### [Work required]
Return the material exactly as supplied, apart from the pictures, which are omitted.

Task data start

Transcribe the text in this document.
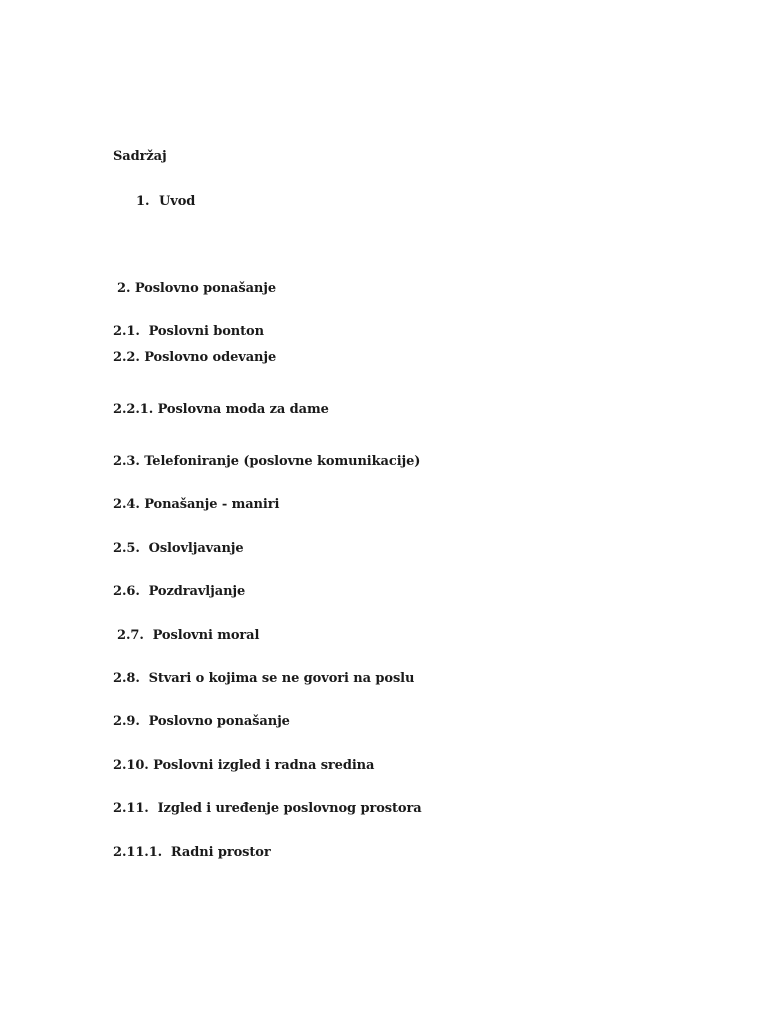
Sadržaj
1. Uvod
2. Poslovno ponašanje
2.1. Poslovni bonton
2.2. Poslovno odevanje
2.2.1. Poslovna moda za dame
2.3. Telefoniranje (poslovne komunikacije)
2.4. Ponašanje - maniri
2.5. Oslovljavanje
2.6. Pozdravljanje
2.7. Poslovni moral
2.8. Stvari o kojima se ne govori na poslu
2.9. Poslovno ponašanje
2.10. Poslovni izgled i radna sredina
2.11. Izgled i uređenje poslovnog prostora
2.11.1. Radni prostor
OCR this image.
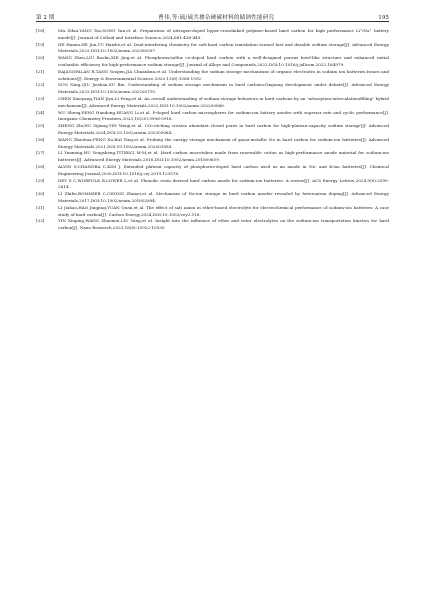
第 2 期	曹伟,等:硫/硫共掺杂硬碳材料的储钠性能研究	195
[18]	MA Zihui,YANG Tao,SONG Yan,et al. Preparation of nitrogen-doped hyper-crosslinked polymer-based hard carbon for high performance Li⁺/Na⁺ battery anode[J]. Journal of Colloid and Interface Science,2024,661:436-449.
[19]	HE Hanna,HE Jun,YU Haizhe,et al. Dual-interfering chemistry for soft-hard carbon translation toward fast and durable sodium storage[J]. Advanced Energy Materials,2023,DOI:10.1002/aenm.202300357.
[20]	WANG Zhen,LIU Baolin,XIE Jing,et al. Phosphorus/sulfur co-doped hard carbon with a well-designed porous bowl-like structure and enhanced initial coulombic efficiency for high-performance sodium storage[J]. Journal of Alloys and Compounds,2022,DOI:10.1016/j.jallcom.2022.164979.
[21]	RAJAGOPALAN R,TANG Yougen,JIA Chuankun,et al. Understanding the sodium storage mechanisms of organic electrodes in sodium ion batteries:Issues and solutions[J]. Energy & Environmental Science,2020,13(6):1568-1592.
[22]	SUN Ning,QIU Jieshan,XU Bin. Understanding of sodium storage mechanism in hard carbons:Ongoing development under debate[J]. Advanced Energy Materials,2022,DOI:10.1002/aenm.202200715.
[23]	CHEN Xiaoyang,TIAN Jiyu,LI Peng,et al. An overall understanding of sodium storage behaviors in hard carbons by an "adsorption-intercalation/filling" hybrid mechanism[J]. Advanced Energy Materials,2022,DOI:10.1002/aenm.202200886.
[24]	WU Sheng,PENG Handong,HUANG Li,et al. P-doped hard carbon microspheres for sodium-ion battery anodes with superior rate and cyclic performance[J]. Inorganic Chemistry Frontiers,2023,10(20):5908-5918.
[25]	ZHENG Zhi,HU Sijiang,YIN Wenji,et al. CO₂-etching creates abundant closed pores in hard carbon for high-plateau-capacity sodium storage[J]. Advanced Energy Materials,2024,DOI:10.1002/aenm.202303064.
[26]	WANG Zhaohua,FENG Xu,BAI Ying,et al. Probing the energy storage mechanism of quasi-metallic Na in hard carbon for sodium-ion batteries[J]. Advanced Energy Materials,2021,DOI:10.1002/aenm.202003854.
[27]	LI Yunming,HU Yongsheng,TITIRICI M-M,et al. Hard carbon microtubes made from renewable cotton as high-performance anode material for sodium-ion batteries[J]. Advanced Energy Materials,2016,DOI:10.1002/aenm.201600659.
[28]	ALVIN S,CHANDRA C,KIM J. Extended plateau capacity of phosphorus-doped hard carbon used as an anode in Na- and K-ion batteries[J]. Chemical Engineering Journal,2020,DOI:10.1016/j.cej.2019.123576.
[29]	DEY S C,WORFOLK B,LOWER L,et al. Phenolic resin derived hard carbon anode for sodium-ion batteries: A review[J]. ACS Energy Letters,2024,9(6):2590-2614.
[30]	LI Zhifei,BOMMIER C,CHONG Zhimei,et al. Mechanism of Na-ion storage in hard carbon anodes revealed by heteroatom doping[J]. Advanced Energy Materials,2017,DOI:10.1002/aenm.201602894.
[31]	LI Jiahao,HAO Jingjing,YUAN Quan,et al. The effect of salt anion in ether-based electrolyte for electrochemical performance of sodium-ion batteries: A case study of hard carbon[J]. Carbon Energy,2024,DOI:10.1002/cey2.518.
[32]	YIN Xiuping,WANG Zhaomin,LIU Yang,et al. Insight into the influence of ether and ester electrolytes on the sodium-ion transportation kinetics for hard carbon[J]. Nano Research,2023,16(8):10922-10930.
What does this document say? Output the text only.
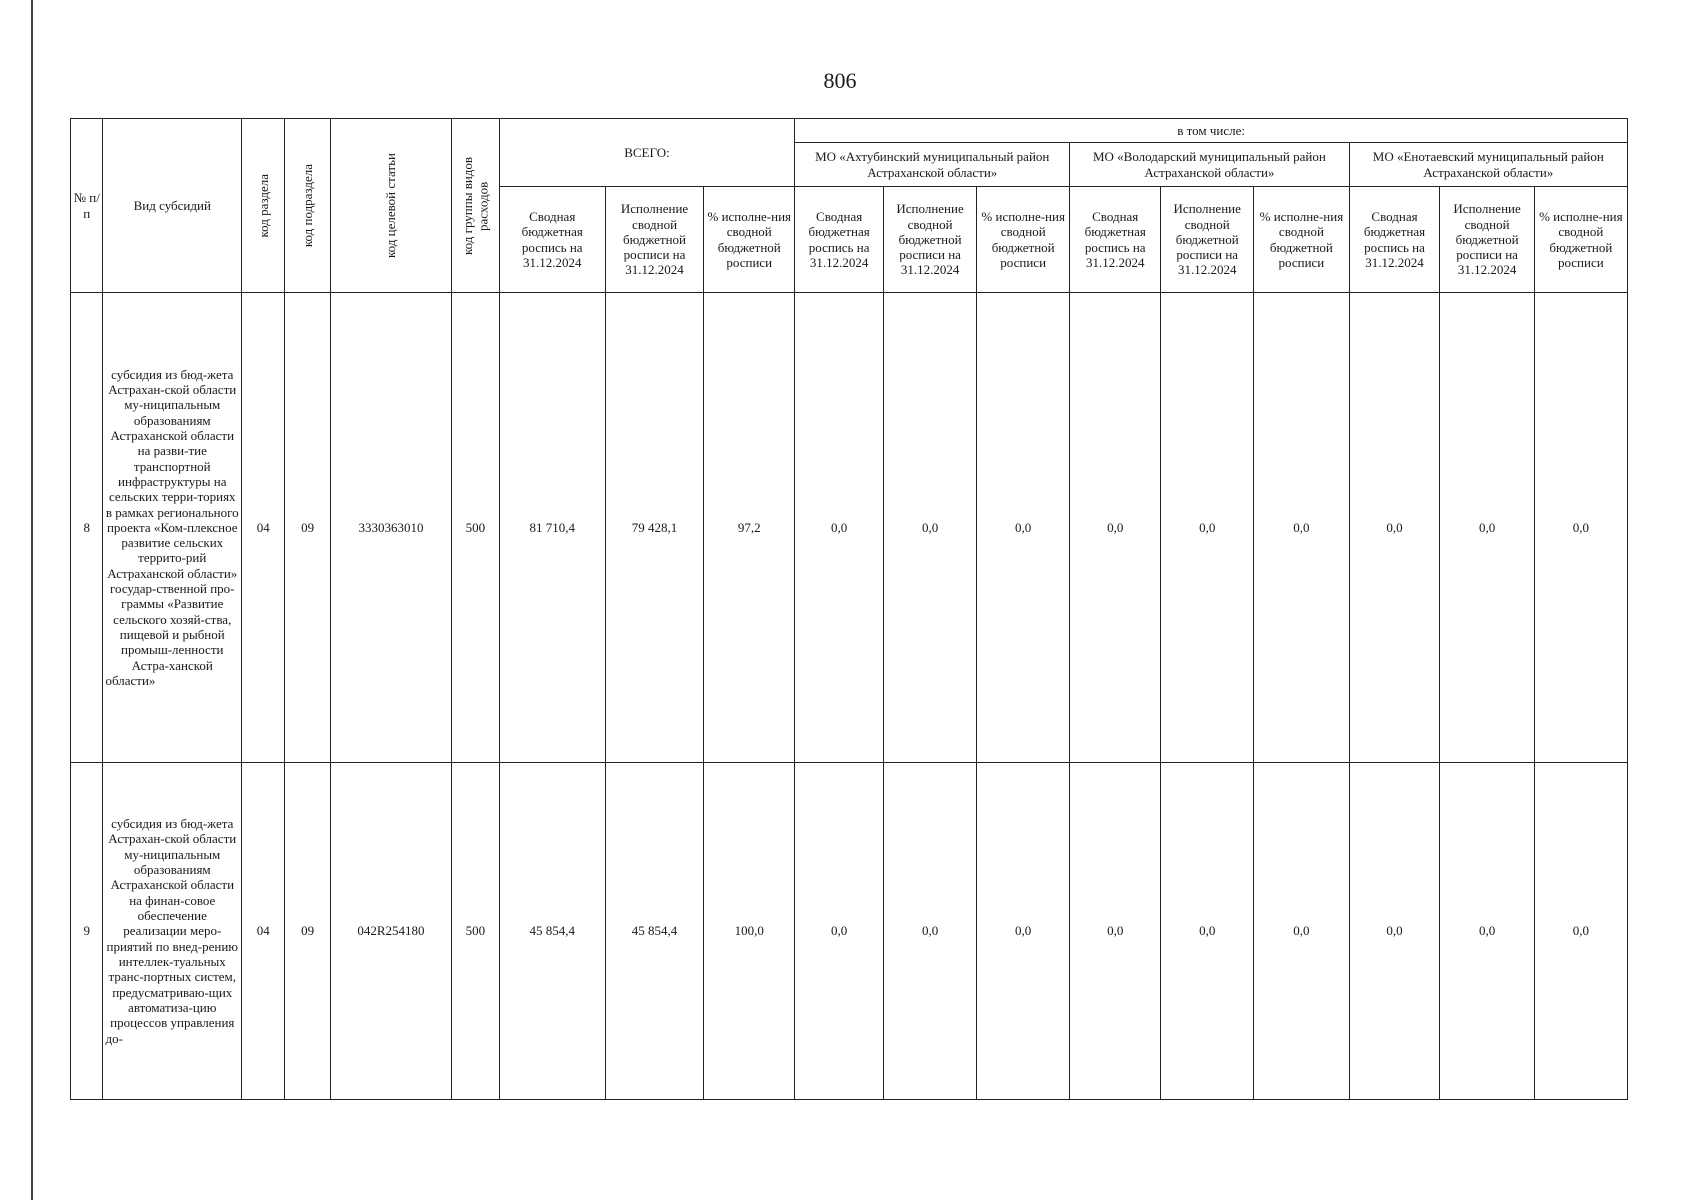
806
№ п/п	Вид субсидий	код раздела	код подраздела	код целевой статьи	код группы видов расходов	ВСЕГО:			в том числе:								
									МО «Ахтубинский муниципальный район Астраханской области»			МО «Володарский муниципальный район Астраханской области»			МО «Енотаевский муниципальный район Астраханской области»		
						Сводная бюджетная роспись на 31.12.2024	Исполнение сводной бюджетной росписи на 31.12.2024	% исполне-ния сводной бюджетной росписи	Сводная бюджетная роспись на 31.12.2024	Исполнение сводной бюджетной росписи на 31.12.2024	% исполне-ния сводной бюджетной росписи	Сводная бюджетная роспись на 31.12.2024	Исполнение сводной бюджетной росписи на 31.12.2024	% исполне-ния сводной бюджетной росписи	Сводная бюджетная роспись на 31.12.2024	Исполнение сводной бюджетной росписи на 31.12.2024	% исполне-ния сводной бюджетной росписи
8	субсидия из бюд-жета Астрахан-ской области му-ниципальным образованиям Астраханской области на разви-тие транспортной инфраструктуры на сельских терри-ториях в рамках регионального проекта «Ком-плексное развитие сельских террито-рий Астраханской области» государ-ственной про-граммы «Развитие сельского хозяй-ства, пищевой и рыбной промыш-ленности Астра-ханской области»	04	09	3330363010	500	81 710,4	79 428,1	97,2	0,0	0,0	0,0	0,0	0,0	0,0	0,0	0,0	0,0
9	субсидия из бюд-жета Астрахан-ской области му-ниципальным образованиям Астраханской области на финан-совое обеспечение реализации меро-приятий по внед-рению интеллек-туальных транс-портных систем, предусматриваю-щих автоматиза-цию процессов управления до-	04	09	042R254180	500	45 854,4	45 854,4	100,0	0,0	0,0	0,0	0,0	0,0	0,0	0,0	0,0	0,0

Task data end

### [The answer]
Transcribe the text in this document.
Sadržaj
1. Uvod
2. Poslovno ponašanje
2.1. Poslovni bonton
2.2. Poslovno odevanje
2.2.1. Poslovna moda za dame
2.3. Telefoniranje (poslovne komunikacije)
2.4. Ponašanje - maniri
2.5. Oslovljavanje
2.6. Pozdravljanje
2.7. Poslovni moral
2.8. Stvari o kojima se ne govori na poslu
2.9. Poslovno ponašanje
2.10. Poslovni izgled i radna sredina
2.11. Izgled i uređenje poslovnog prostora
2.11.1. Radni prostor
OCR this image.
第 2 期	曹伟,等:硫/硫共掺杂硬碳材料的储钠性能研究	195
[18]	MA Zihui,YANG Tao,SONG Yan,et al. Preparation of nitrogen-doped hyper-crosslinked polymer-based hard carbon for high performance Li⁺/Na⁺ battery anode[J]. Journal of Colloid and Interface Science,2024,661:436-449.
[19]	HE Hanna,HE Jun,YU Haizhe,et al. Dual-interfering chemistry for soft-hard carbon translation toward fast and durable sodium storage[J]. Advanced Energy Materials,2023,DOI:10.1002/aenm.202300357.
[20]	WANG Zhen,LIU Baolin,XIE Jing,et al. Phosphorus/sulfur co-doped hard carbon with a well-designed porous bowl-like structure and enhanced initial coulombic efficiency for high-performance sodium storage[J]. Journal of Alloys and Compounds,2022,DOI:10.1016/j.jallcom.2022.164979.
[21]	RAJAGOPALAN R,TANG Yougen,JIA Chuankun,et al. Understanding the sodium storage mechanisms of organic electrodes in sodium ion batteries:Issues and solutions[J]. Energy & Environmental Science,2020,13(6):1568-1592.
[22]	SUN Ning,QIU Jieshan,XU Bin. Understanding of sodium storage mechanism in hard carbons:Ongoing development under debate[J]. Advanced Energy Materials,2022,DOI:10.1002/aenm.202200715.
[23]	CHEN Xiaoyang,TIAN Jiyu,LI Peng,et al. An overall understanding of sodium storage behaviors in hard carbons by an "adsorption-intercalation/filling" hybrid mechanism[J]. Advanced Energy Materials,2022,DOI:10.1002/aenm.202200886.
[24]	WU Sheng,PENG Handong,HUANG Li,et al. P-doped hard carbon microspheres for sodium-ion battery anodes with superior rate and cyclic performance[J]. Inorganic Chemistry Frontiers,2023,10(20):5908-5918.
[25]	ZHENG Zhi,HU Sijiang,YIN Wenji,et al. CO₂-etching creates abundant closed pores in hard carbon for high-plateau-capacity sodium storage[J]. Advanced Energy Materials,2024,DOI:10.1002/aenm.202303064.
[26]	WANG Zhaohua,FENG Xu,BAI Ying,et al. Probing the energy storage mechanism of quasi-metallic Na in hard carbon for sodium-ion batteries[J]. Advanced Energy Materials,2021,DOI:10.1002/aenm.202003854.
[27]	LI Yunming,HU Yongsheng,TITIRICI M-M,et al. Hard carbon microtubes made from renewable cotton as high-performance anode material for sodium-ion batteries[J]. Advanced Energy Materials,2016,DOI:10.1002/aenm.201600659.
[28]	ALVIN S,CHANDRA C,KIM J. Extended plateau capacity of phosphorus-doped hard carbon used as an anode in Na- and K-ion batteries[J]. Chemical Engineering Journal,2020,DOI:10.1016/j.cej.2019.123576.
[29]	DEY S C,WORFOLK B,LOWER L,et al. Phenolic resin derived hard carbon anode for sodium-ion batteries: A review[J]. ACS Energy Letters,2024,9(6):2590-2614.
[30]	LI Zhifei,BOMMIER C,CHONG Zhimei,et al. Mechanism of Na-ion storage in hard carbon anodes revealed by heteroatom doping[J]. Advanced Energy Materials,2017,DOI:10.1002/aenm.201602894.
[31]	LI Jiahao,HAO Jingjing,YUAN Quan,et al. The effect of salt anion in ether-based electrolyte for electrochemical performance of sodium-ion batteries: A case study of hard carbon[J]. Carbon Energy,2024,DOI:10.1002/cey2.518.
[32]	YIN Xiuping,WANG Zhaomin,LIU Yang,et al. Insight into the influence of ether and ester electrolytes on the sodium-ion transportation kinetics for hard carbon[J]. Nano Research,2023,16(8):10922-10930.
What does this document say? Output the text only.
806
№ п/п	Вид субсидий	код раздела	код подраздела	код целевой статьи	код группы видов расходов	ВСЕГО:			в том числе:								
									МО «Ахтубинский муниципальный район Астраханской области»			МО «Володарский муниципальный район Астраханской области»			МО «Енотаевский муниципальный район Астраханской области»		
						Сводная бюджетная роспись на 31.12.2024	Исполнение сводной бюджетной росписи на 31.12.2024	% исполне-ния сводной бюджетной росписи	Сводная бюджетная роспись на 31.12.2024	Исполнение сводной бюджетной росписи на 31.12.2024	% исполне-ния сводной бюджетной росписи	Сводная бюджетная роспись на 31.12.2024	Исполнение сводной бюджетной росписи на 31.12.2024	% исполне-ния сводной бюджетной росписи	Сводная бюджетная роспись на 31.12.2024	Исполнение сводной бюджетной росписи на 31.12.2024	% исполне-ния сводной бюджетной росписи
8	субсидия из бюд-жета Астрахан-ской области му-ниципальным образованиям Астраханской области на разви-тие транспортной инфраструктуры на сельских терри-ториях в рамках регионального проекта «Ком-плексное развитие сельских террито-рий Астраханской области» государ-ственной про-граммы «Развитие сельского хозяй-ства, пищевой и рыбной промыш-ленности Астра-ханской области»	04	09	3330363010	500	81 710,4	79 428,1	97,2	0,0	0,0	0,0	0,0	0,0	0,0	0,0	0,0	0,0
9	субсидия из бюд-жета Астрахан-ской области му-ниципальным образованиям Астраханской области на финан-совое обеспечение реализации меро-приятий по внед-рению интеллек-туальных транс-портных систем, предусматриваю-щих автоматиза-цию процессов управления до-	04	09	042R254180	500	45 854,4	45 854,4	100,0	0,0	0,0	0,0	0,0	0,0	0,0	0,0	0,0	0,0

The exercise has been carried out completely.